- _Problem_
Using the data below, determine the number of lines that include the string "value". Write only that number.

- _Listed records_
****************************************

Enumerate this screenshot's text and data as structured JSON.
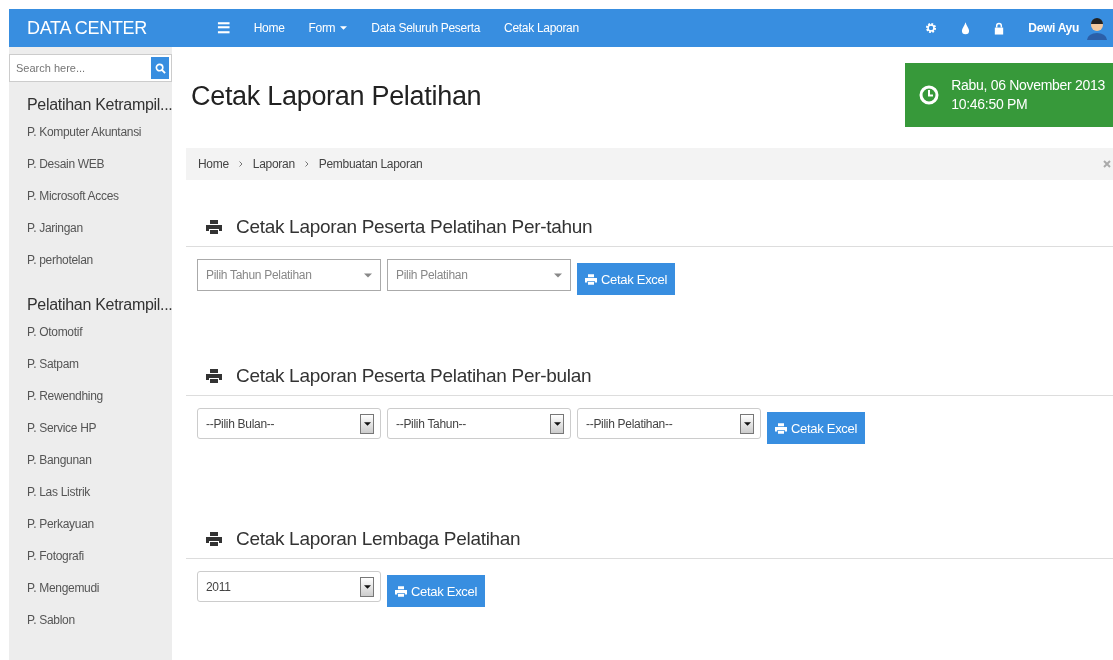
{
  "navbar": {
    "brand": "DATA CENTER",
    "menu_icon": "☰",
    "links": [
      {
        "label": "Home",
        "dropdown": false
      },
      {
        "label": "Form",
        "dropdown": true
      },
      {
        "label": "Data Seluruh Peserta",
        "dropdown": false
      },
      {
        "label": "Cetak Laporan",
        "dropdown": false
      }
    ],
    "user": "Dewi Ayu"
  },
  "sidebar": {
    "search": {
      "placeholder": "Search here..."
    },
    "groups": [
      {
        "title": "Pelatihan Ketrampil...",
        "items": [
          "P. Komputer Akuntansi",
          "P. Desain WEB",
          "P. Microsoft Acces",
          "P. Jaringan",
          "P. perhotelan"
        ]
      },
      {
        "title": "Pelatihan Ketrampil...",
        "items": [
          "P. Otomotif",
          "P. Satpam",
          "P. Rewendhing",
          "P. Service HP",
          "P. Bangunan",
          "P. Las Listrik",
          "P. Perkayuan",
          "P. Fotografi",
          "P. Mengemudi",
          "P. Sablon"
        ]
      }
    ]
  },
  "page_title": "Cetak Laporan Pelatihan",
  "clock": {
    "date": "Rabu, 06 November 2013",
    "time": "10:46:50 PM"
  },
  "breadcrumb": [
    "Home",
    "Laporan",
    "Pembuatan Laporan"
  ],
  "sections": [
    {
      "title": "Cetak Laporan Peserta Pelatihan Per-tahun",
      "selects": [
        {
          "kind": "chosen",
          "placeholder": "Pilih Tahun Pelatihan"
        },
        {
          "kind": "chosen",
          "placeholder": "Pilih Pelatihan"
        }
      ],
      "button": "Cetak Excel"
    },
    {
      "title": "Cetak Laporan Peserta Pelatihan Per-bulan",
      "selects": [
        {
          "kind": "native",
          "value": "--Pilih Bulan--"
        },
        {
          "kind": "native",
          "value": "--Pilih Tahun--"
        },
        {
          "kind": "native",
          "value": "--Pilih Pelatihan--"
        }
      ],
      "button": "Cetak Excel"
    },
    {
      "title": "Cetak Laporan Lembaga Pelatihan",
      "selects": [
        {
          "kind": "native",
          "value": "2011"
        }
      ],
      "button": "Cetak Excel"
    }
  ]
}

****************************************

- _Output for this task_
4